- **Texto original**:
=====

Vivir en las
nubes es algo que no se lleva, que no vende, por lo tanto, no interesa.
Esta nuestra
sociedad actual, la avanzada del siglo XXI en la que todo es comercio, ese
lenguaje universal que a todos llega, está inundada por el consumismo más
absoluto e irresponsable, por la competitividad más despiadada y del progreso
desmedido a costa de lo que sea. Por todo ello, las actividades que
aparentemente no reportan un beneficio material inmediato son desechadas como
todo, como la mayoría de las cosas, de las personas, de los enseres que hoy en
día son de vigencia muy limitada, de usar y tirar.
Pero
paradójicamente, y en medio de esta vorágine en la que el ser humano acaba
devorando su propia vida de manera absurda, de vez en cuando, se produce el
milagro y se despierta una mente que se para a pensar, a reflexionar. Y lo
mejor de todo, es que esa sola mente, es capaz de arrastrar a muchas otras, de
zarandearlas, de despertarlas y sacarlas de su nocivo letargo.
Cada vez más son
los que se descuelgan de este loco tiovivo frenético, que abandonan sus
esplendorosos puestos de ejecutivos y marchan al más pequeño pueblo que puedan
encontrar. Son privilegiados de ideas lúcidas que se dan cuenta del desperdicio
que día a día hacemos de nuestra propia vida, de tan preciado don.

=====

(Entradas del conjunto de datos de maquetación)

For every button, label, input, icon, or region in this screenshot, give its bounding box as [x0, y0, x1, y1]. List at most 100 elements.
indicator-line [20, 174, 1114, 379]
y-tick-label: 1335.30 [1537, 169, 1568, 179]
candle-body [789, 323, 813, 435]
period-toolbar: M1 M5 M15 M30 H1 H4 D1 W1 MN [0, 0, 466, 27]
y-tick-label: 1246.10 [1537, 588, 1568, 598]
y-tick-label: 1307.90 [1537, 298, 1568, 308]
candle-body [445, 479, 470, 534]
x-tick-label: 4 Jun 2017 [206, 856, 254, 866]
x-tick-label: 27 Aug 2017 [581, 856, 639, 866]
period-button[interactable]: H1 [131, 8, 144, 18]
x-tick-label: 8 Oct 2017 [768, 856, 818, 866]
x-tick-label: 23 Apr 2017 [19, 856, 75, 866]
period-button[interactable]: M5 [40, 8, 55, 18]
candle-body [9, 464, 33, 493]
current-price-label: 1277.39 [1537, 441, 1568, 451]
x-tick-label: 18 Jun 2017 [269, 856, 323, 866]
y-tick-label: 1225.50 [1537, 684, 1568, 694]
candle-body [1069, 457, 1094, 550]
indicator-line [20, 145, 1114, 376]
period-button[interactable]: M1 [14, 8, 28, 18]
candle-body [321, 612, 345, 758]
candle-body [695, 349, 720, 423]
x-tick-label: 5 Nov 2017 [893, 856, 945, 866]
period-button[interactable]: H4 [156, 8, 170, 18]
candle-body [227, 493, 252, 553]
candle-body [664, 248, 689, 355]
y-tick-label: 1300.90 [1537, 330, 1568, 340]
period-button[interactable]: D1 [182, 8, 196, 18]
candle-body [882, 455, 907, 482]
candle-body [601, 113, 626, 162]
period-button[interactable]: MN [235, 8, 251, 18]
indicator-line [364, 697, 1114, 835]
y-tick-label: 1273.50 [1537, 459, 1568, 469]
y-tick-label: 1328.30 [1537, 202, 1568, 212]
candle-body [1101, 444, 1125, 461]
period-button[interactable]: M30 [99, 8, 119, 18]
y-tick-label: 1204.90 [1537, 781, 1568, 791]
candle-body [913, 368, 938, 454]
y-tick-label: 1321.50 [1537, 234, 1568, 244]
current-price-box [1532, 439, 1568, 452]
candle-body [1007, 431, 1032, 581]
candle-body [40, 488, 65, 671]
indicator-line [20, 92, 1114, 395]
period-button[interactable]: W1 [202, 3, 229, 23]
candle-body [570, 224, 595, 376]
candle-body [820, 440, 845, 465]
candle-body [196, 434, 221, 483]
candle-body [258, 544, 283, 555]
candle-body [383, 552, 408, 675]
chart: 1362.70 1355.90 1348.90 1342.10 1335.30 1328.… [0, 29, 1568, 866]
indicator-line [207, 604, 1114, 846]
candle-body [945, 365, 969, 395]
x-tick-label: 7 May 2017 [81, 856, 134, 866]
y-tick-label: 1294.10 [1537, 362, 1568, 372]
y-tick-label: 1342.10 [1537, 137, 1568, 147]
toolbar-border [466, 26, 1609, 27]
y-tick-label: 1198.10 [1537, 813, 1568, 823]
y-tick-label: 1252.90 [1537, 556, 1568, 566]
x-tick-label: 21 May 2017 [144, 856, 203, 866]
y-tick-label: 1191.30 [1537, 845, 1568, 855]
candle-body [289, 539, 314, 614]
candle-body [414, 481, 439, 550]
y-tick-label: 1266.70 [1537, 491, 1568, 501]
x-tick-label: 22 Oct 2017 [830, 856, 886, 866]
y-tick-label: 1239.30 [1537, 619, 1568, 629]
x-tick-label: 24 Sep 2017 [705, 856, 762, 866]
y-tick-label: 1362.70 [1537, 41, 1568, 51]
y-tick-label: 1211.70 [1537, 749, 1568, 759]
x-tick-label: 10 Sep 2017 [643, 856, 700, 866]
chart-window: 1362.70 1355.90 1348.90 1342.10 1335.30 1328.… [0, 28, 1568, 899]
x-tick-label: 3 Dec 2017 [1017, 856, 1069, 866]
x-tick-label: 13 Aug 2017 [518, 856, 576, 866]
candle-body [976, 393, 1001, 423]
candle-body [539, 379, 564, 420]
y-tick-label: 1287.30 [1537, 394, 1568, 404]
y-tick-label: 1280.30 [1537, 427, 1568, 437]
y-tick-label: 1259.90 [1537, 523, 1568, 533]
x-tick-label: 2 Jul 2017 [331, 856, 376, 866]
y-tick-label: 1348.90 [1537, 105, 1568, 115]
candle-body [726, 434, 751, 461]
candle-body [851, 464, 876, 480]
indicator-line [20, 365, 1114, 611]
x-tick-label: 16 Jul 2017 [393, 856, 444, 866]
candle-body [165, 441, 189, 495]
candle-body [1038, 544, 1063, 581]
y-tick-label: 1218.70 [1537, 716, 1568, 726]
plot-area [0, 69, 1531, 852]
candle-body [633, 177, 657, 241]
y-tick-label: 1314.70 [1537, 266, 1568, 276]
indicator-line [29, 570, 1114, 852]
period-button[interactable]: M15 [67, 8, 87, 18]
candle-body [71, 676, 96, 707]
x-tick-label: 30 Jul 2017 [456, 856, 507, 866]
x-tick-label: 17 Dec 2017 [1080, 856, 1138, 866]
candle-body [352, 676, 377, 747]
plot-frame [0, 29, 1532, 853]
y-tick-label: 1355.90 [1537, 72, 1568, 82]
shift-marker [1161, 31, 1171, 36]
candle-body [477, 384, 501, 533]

=====

- **Acciones requeridas**:
[a] Enumera las acciones que, según el texto sobre el consumismo, una sola mente despierta es capaz de ejercer sobre muchas otras.
[b] Prolonga el texto sobre el consumismo a partir de su última oración.

- **Respuestas dadas**:
[a]
- Arrastrarlas
- Zarandearlas
- Despertarlas
- Sacarlas de su nocivo letargo

[b]
Estas personas
quieren recobrar el sentido de saberse vivo, de sentirse dueños de su propio
tiempo, y quieren recobrar la intensidad y el contacto con la realidad de lo
que late, de lo que nos da el aliento.
Nunca el tiempo
es perdido, y pasar una tarde entera observando como las nubes se deslizan por
el cielo, descubrir formas en sus siluetas es de una productividad preciosa,
certera y absolutamente verdadera.
Es difícil
vender lo que es gratis, la puesta de sol, la conversación con el amigo, el
silencio o simplemente la observación de nuestro hábitat, de lo que nos
envuelve, de lo que llevamos dentro. Es difícil poner precio a lo que tiene un
valor incalculable, a lo que no se puede poner en un escaparate, por eso, es
desestimado por los charlatanes de carromato ambulante, que han acabado
hincando sus siniestras garras en lo más hondo del sistema que rige los
estados.
También es
difícil, difícil y requiere una buena dosis de valentía el remontar el río, ir
contracorriente e intentar recobrar lo que es nuestro desde nacimiento, el
derecho a ser felices, a reír, a elegir libremente, a disponer de nuestro
tiempo, pero poco a poco surgen pioneros intrépidos.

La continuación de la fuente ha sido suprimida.